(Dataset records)
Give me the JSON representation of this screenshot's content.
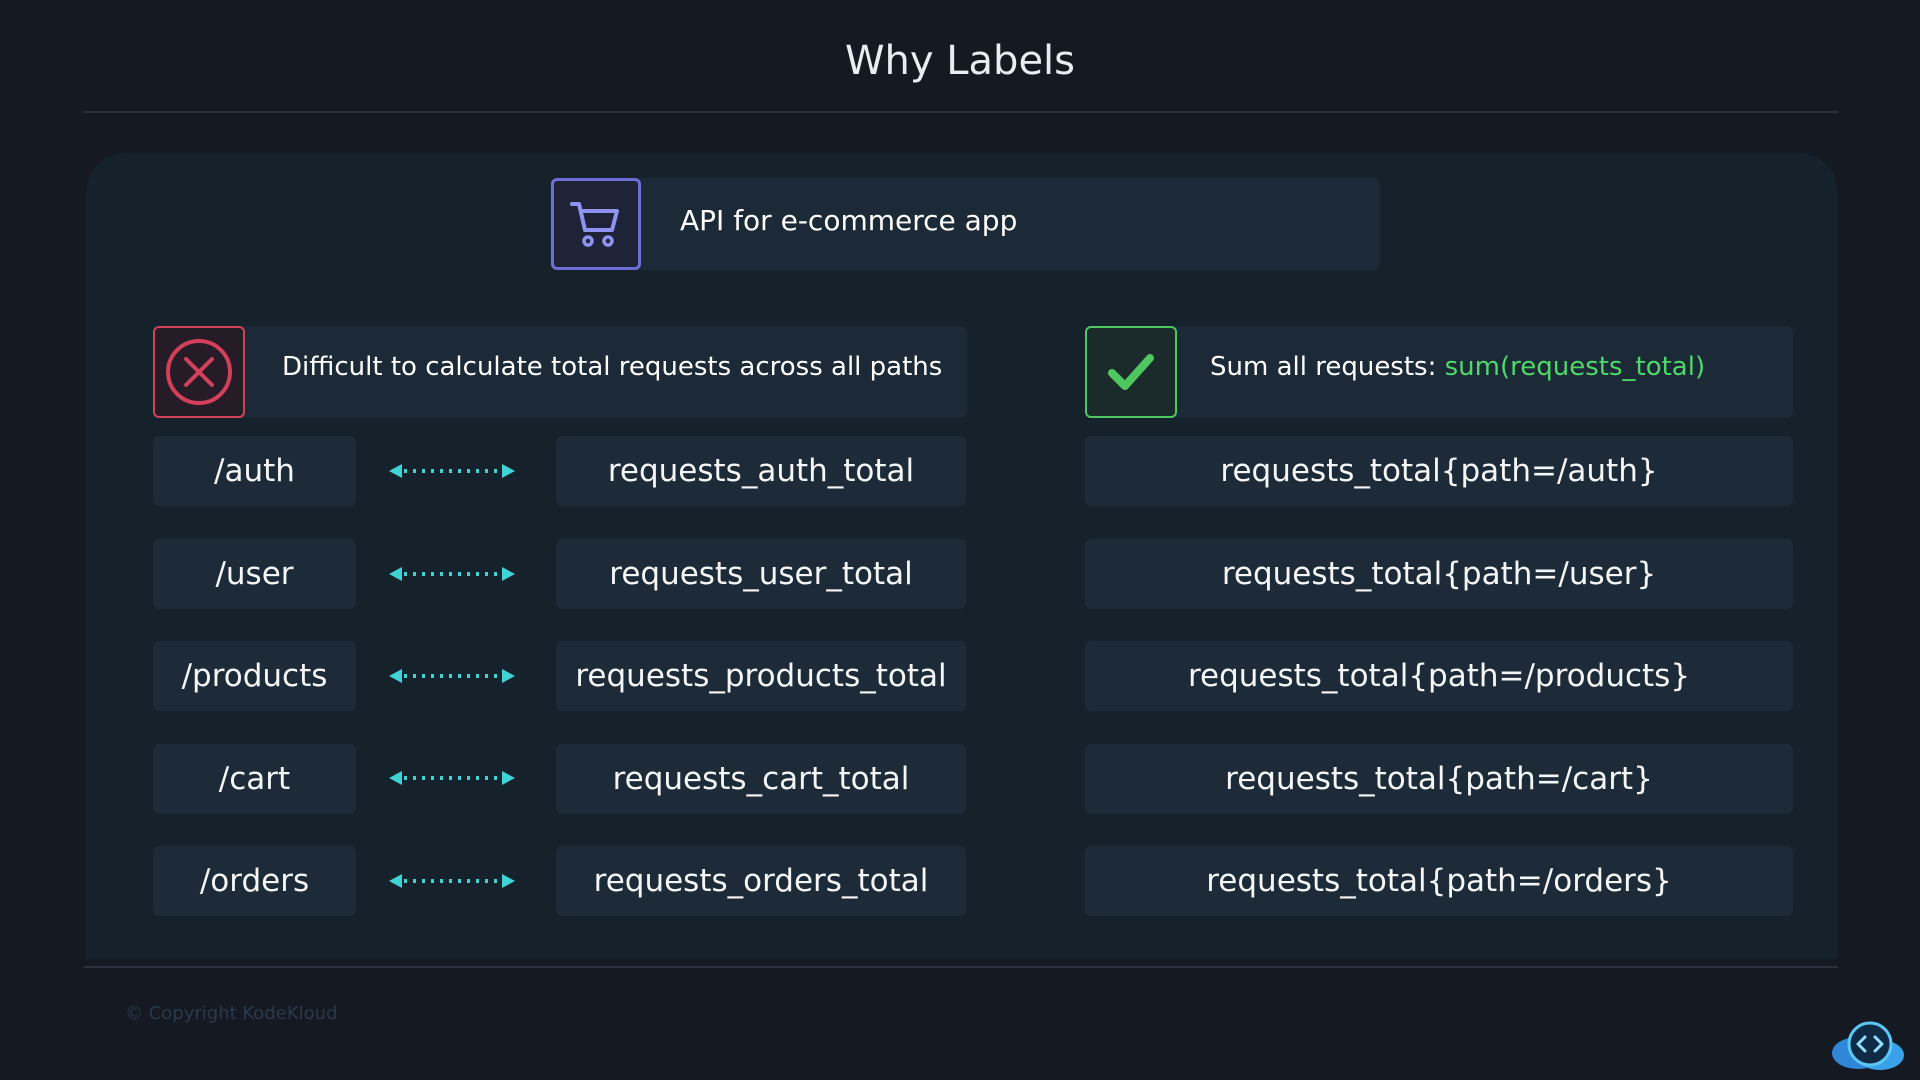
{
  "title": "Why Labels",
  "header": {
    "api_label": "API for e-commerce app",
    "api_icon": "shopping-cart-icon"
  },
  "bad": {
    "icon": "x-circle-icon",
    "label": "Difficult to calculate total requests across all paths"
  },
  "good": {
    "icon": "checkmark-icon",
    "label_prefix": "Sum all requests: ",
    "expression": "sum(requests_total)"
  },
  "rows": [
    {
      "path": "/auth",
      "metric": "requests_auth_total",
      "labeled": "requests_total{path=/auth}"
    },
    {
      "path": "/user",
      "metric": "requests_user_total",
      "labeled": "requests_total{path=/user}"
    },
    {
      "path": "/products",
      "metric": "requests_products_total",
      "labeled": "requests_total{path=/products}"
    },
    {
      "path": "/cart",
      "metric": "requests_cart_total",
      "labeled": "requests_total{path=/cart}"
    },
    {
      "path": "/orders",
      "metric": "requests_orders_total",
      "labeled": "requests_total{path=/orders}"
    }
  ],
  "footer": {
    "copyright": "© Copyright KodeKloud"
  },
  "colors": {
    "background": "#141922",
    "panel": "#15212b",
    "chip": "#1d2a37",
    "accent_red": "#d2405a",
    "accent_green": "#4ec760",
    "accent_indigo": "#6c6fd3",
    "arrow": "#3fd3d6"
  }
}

■ Instruction ■
Copy all of the entries verbatim, leaving out any pictures they contain.

■ Result ■
Give me the JSON representation of this screenshot's content.
{
  "title": "Why Labels",
  "header": {
    "api_label": "API for e-commerce app",
    "api_icon": "shopping-cart-icon"
  },
  "bad": {
    "icon": "x-circle-icon",
    "label": "Difficult to calculate total requests across all paths"
  },
  "good": {
    "icon": "checkmark-icon",
    "label_prefix": "Sum all requests: ",
    "expression": "sum(requests_total)"
  },
  "rows": [
    {
      "path": "/auth",
      "metric": "requests_auth_total",
      "labeled": "requests_total{path=/auth}"
    },
    {
      "path": "/user",
      "metric": "requests_user_total",
      "labeled": "requests_total{path=/user}"
    },
    {
      "path": "/products",
      "metric": "requests_products_total",
      "labeled": "requests_total{path=/products}"
    },
    {
      "path": "/cart",
      "metric": "requests_cart_total",
      "labeled": "requests_total{path=/cart}"
    },
    {
      "path": "/orders",
      "metric": "requests_orders_total",
      "labeled": "requests_total{path=/orders}"
    }
  ],
  "footer": {
    "copyright": "© Copyright KodeKloud"
  },
  "colors": {
    "background": "#141922",
    "panel": "#15212b",
    "chip": "#1d2a37",
    "accent_red": "#d2405a",
    "accent_green": "#4ec760",
    "accent_indigo": "#6c6fd3",
    "arrow": "#3fd3d6"
  }
}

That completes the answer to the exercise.